* _WHAT NEEDS TO BE DONE_: Any pictures in the records below should be skipped; write out everything else exactly.

* _MATERIAL SUPPLIED_:
+===+

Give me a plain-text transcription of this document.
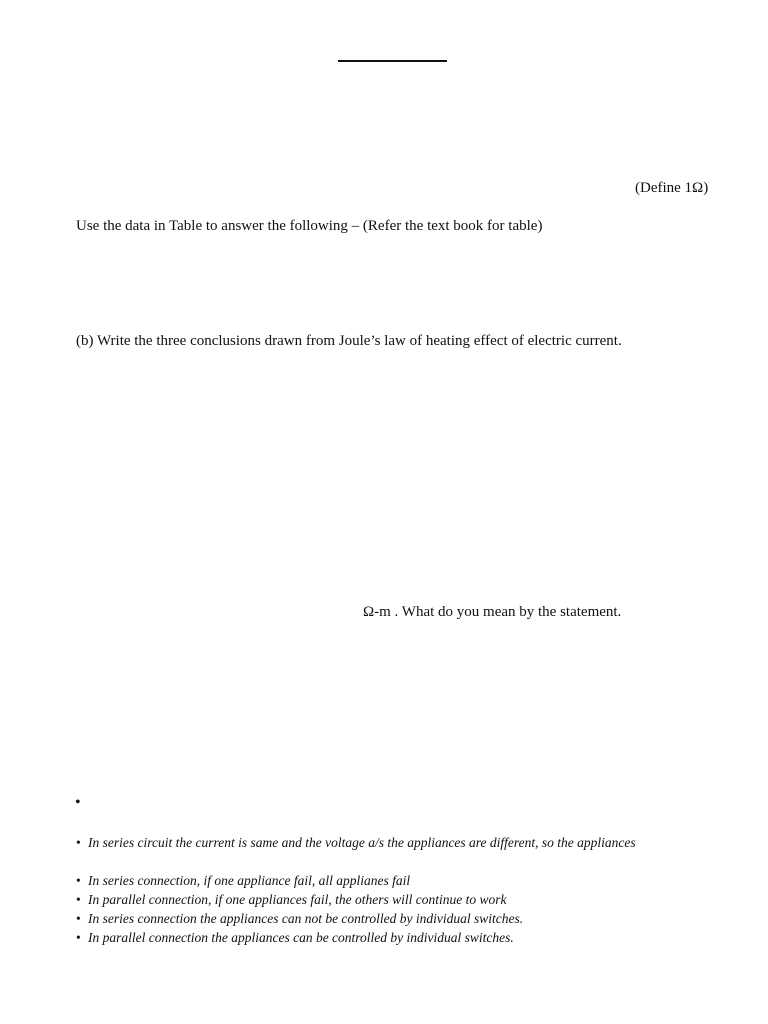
(Define 1Ω)
Use the data in Table to answer the following – (Refer the text book for table)
(b) Write the three conclusions drawn from Joule’s law of heating effect of electric current.
Ω-m . What do you mean by the statement.
•
• In series circuit the current is same and the voltage a/s the appliances are different, so the appliances
• In series connection, if one appliance fail, all applianes fail
• In parallel connection, if one appliances fail, the others will continue to work
• In series connection the appliances can not be controlled by individual switches.
• In parallel connection the appliances can be controlled by individual switches.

+===+

* _SOLVED EXERCISE_:
Give me a plain-text transcription of this document.
(Define 1Ω)
Use the data in Table to answer the following – (Refer the text book for table)
(b) Write the three conclusions drawn from Joule’s law of heating effect of electric current.
Ω-m . What do you mean by the statement.
•
• In series circuit the current is same and the voltage a/s the appliances are different, so the appliances
• In series connection, if one appliance fail, all applianes fail
• In parallel connection, if one appliances fail, the others will continue to work
• In series connection the appliances can not be controlled by individual switches.
• In parallel connection the appliances can be controlled by individual switches.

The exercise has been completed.